- What is needed -
Within the data below, state how many lines contain the string "placeholder". Provide the number only.

Dataset items:
====
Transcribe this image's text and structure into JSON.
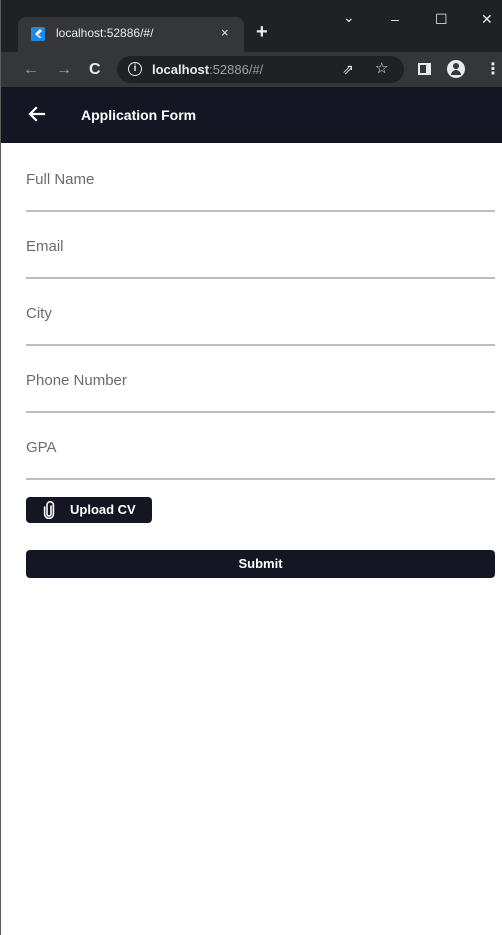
{
  "browser": {
    "tab_title": "localhost:52886/#/",
    "tab_close": "×",
    "new_tab": "+",
    "controls": {
      "dropdown": "⌄",
      "minimize": "–",
      "maximize": "☐",
      "close": "✕"
    },
    "url_host": "localhost",
    "url_path": ":52886/#/",
    "icons": [
      "back-icon",
      "forward-icon",
      "reload-icon",
      "info-icon",
      "share-icon",
      "star-icon",
      "sidepanel-icon",
      "profile-icon",
      "menu-icon"
    ]
  },
  "appbar": {
    "title": "Application Form"
  },
  "form": {
    "fields": [
      {
        "placeholder": "Full Name",
        "value": ""
      },
      {
        "placeholder": "Email",
        "value": ""
      },
      {
        "placeholder": "City",
        "value": ""
      },
      {
        "placeholder": "Phone Number",
        "value": ""
      },
      {
        "placeholder": "GPA",
        "value": ""
      }
    ],
    "upload_label": "Upload CV",
    "submit_label": "Submit"
  },
  "colors": {
    "primary": "#141624",
    "chrome_dark": "#202124",
    "chrome_toolbar": "#35363a",
    "divider": "#bdbdbd"
  }
}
====
- Output for this task -
5